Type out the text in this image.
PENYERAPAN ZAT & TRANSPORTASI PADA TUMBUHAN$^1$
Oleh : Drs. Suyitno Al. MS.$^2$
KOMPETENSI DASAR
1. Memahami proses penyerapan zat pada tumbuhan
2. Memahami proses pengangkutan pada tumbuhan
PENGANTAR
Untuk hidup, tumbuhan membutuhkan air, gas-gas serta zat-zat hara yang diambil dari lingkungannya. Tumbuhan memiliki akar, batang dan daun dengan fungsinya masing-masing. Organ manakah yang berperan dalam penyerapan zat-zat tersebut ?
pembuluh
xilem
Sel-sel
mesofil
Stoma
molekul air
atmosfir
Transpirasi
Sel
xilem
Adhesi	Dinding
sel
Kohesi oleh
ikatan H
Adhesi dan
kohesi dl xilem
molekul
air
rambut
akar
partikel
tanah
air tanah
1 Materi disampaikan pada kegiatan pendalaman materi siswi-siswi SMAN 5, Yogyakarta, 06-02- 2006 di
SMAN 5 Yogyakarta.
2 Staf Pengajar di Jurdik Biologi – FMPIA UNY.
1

----------------------------------------

PROBLEM TO WORK ON:
Your task is to return the full listing exactly as it was given.

ANSWER TO THE PROBLEM:
Type out the text in this image.
PENYERAPAN ZAT & TRANSPORTASI PADA TUMBUHAN$^1$
Oleh : Drs. Suyitno Al. MS.$^2$
KOMPETENSI DASAR
1. Memahami proses penyerapan zat pada tumbuhan
2. Memahami proses pengangkutan pada tumbuhan
PENGANTAR
Untuk hidup, tumbuhan membutuhkan air, gas-gas serta zat-zat hara yang diambil dari lingkungannya. Tumbuhan memiliki akar, batang dan daun dengan fungsinya masing-masing. Organ manakah yang berperan dalam penyerapan zat-zat tersebut ?
pembuluh
xilem
Sel-sel
mesofil
Stoma
molekul air
atmosfir
Transpirasi
Sel
xilem
Adhesi	Dinding
sel
Kohesi oleh
ikatan H
Adhesi dan
kohesi dl xilem
molekul
air
rambut
akar
partikel
tanah
air tanah
1 Materi disampaikan pada kegiatan pendalaman materi siswi-siswi SMAN 5, Yogyakarta, 06-02- 2006 di
SMAN 5 Yogyakarta.
2 Staf Pengajar di Jurdik Biologi – FMPIA UNY.
1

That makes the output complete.